Dataset records
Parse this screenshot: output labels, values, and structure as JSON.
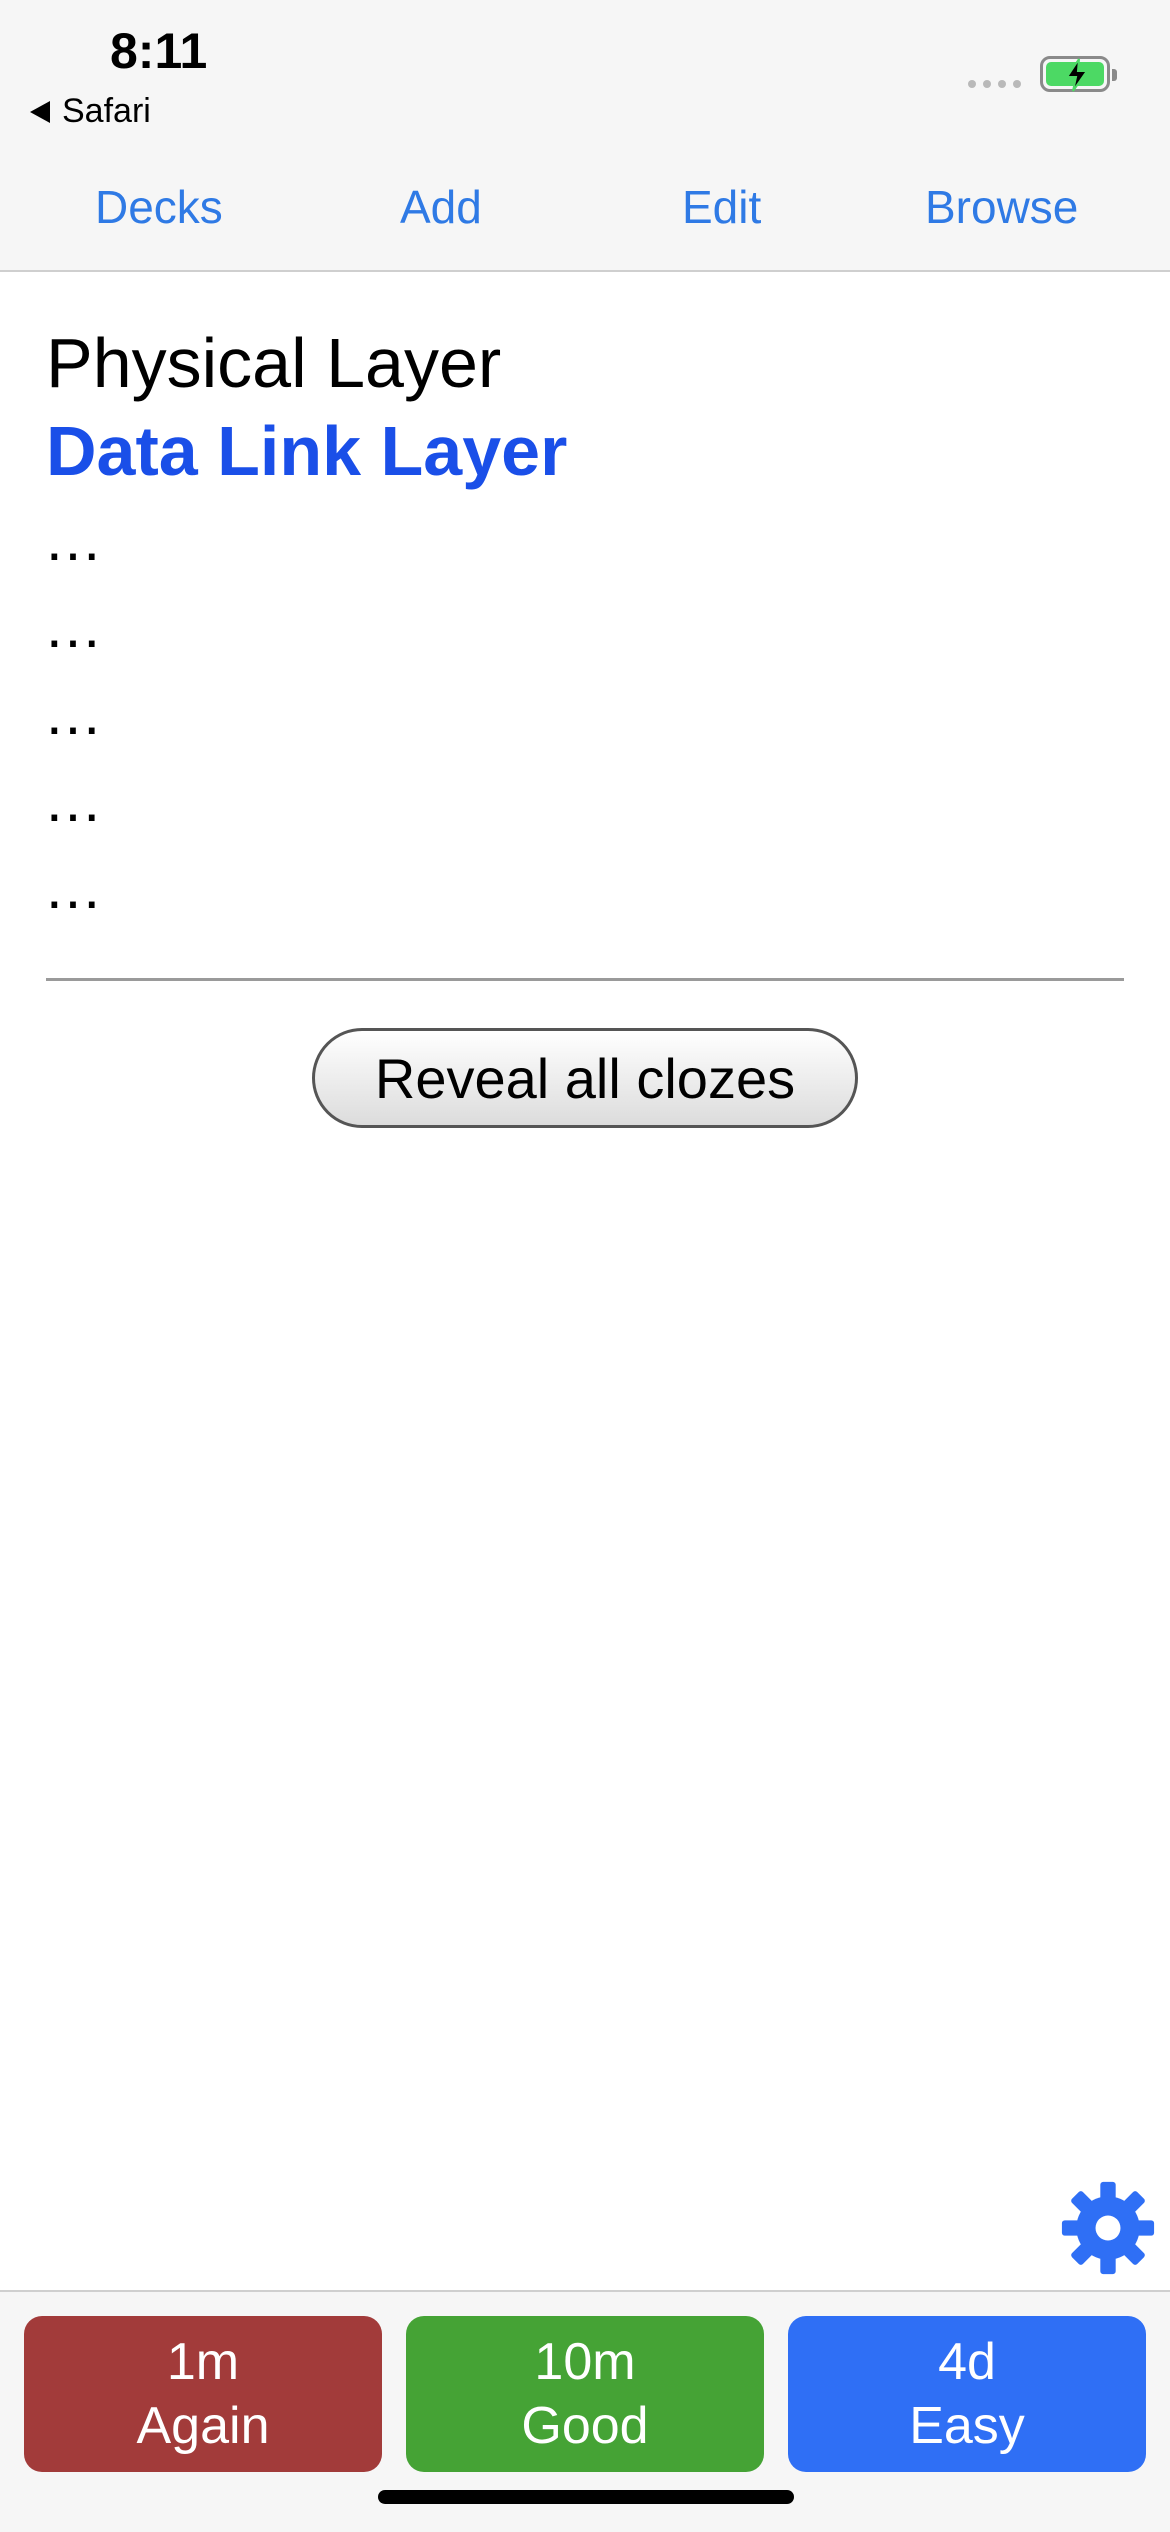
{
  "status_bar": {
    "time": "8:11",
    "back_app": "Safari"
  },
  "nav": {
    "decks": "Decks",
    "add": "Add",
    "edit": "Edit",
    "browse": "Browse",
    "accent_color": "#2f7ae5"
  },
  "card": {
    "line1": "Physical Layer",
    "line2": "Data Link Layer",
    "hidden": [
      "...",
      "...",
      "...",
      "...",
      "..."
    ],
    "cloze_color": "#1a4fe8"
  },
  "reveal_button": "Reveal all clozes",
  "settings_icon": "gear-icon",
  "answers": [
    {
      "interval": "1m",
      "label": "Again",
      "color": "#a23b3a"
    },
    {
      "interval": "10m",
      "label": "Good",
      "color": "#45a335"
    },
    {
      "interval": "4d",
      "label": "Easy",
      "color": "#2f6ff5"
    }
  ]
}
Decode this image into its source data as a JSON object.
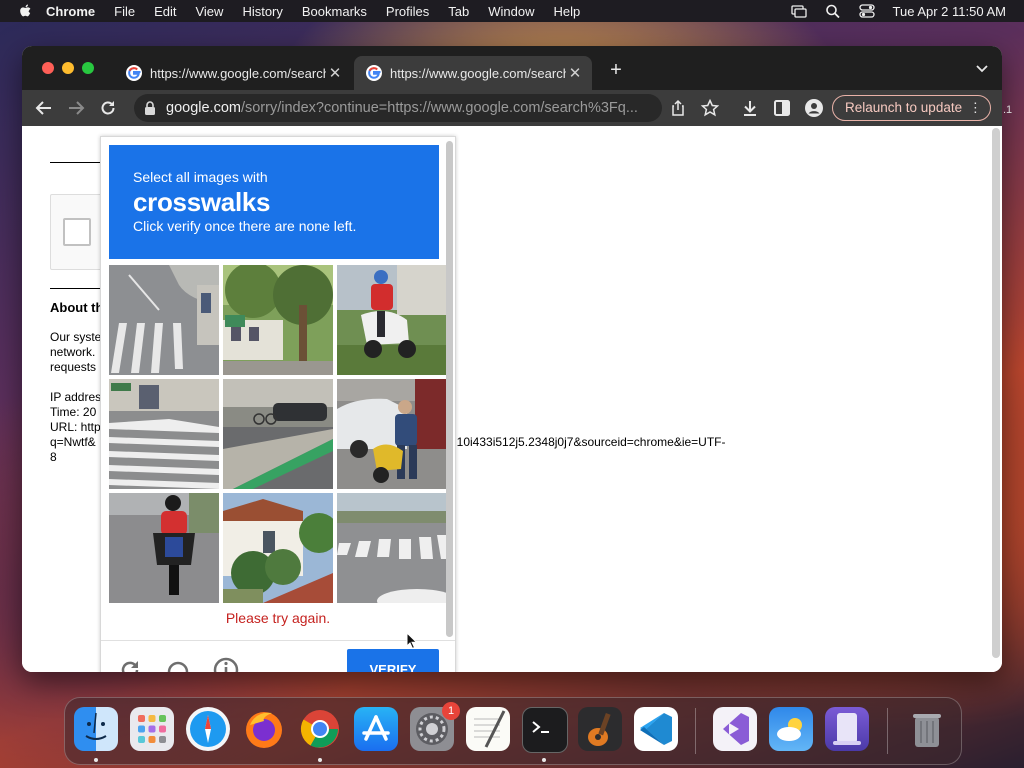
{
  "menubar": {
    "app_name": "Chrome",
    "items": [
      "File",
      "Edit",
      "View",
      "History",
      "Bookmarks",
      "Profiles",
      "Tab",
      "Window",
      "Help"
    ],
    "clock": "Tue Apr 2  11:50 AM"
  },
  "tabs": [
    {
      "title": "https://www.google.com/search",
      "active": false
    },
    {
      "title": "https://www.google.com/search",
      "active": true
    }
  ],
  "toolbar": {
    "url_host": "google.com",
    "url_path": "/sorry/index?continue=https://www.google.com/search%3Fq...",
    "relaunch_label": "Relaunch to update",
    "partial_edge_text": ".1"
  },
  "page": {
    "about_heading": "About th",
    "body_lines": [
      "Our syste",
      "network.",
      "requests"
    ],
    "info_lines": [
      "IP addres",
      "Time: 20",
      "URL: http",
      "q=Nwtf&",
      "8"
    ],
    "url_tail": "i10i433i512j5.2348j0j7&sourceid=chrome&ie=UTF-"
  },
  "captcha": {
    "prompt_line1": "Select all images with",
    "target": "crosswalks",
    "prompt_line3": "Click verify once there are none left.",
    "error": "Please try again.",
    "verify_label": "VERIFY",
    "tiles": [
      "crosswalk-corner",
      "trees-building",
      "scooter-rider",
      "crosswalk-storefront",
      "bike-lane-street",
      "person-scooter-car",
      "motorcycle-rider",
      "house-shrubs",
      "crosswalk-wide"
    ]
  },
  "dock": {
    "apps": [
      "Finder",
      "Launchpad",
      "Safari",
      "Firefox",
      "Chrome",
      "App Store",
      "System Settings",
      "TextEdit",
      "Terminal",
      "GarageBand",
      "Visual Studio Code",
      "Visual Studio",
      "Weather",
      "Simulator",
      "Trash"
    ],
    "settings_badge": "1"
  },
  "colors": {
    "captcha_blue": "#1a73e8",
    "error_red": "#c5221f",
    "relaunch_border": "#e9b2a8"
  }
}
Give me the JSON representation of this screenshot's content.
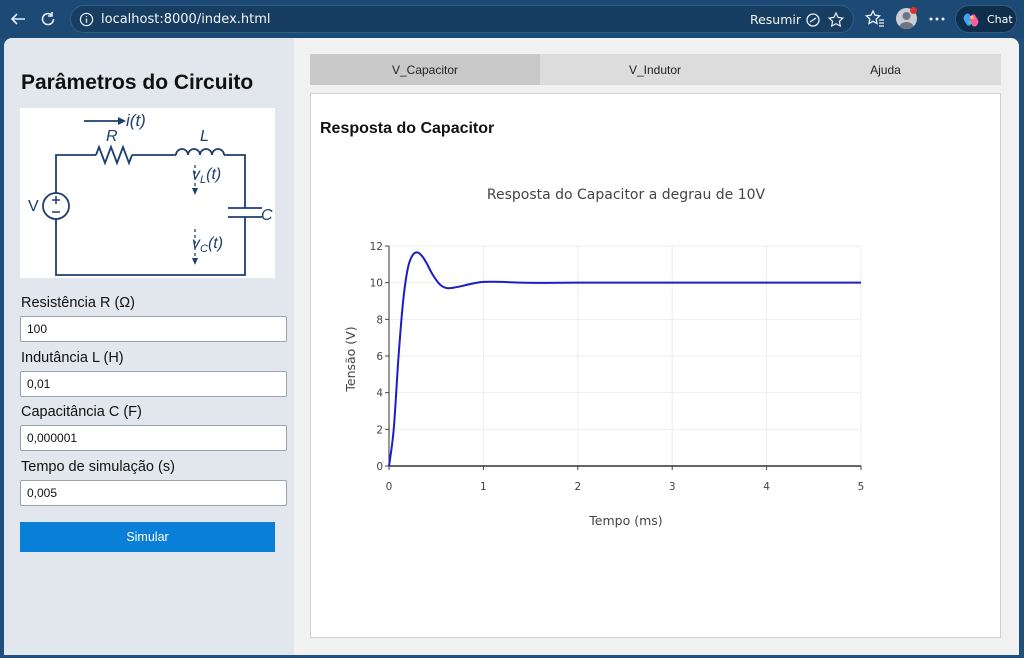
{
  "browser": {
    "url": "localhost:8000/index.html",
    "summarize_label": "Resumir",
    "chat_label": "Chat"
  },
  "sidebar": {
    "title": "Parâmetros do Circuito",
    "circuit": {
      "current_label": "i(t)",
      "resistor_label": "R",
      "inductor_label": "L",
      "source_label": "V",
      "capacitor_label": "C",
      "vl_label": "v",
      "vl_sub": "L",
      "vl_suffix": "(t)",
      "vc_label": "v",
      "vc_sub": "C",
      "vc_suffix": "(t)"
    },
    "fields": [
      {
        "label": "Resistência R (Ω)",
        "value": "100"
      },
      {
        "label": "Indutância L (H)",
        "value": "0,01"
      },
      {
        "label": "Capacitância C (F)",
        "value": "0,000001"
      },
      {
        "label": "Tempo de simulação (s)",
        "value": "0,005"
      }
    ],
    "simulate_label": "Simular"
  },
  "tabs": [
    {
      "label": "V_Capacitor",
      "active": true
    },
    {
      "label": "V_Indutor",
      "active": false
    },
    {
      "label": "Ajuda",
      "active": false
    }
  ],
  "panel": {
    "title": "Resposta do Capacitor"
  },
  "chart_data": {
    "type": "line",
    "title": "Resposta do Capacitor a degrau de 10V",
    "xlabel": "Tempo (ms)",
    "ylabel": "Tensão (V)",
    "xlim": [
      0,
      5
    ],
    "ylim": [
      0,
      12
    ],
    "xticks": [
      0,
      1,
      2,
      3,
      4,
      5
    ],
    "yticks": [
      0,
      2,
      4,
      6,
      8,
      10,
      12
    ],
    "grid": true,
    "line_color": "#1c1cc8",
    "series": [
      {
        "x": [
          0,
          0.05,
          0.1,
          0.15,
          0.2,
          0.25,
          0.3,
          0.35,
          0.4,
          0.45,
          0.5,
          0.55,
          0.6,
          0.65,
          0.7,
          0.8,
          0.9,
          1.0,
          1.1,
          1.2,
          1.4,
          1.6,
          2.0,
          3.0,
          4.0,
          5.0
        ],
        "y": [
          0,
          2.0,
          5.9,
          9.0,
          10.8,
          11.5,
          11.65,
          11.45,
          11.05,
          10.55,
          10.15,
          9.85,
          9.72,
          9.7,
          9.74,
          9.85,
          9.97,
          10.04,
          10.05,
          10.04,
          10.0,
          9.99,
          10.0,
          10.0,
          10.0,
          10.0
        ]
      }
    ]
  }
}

Your instructions>
Check each line above for the word "title" and copy the ones that have it.

Solution to this exercise>
      "title": "https://www.google.com/search",
      "title": "https://www.google.com/search",
    "title": "Parâmetros do Circuito",
    "title": "Resposta do Capacitor"
    "title": "Resposta do Capacitor a degrau de 10V",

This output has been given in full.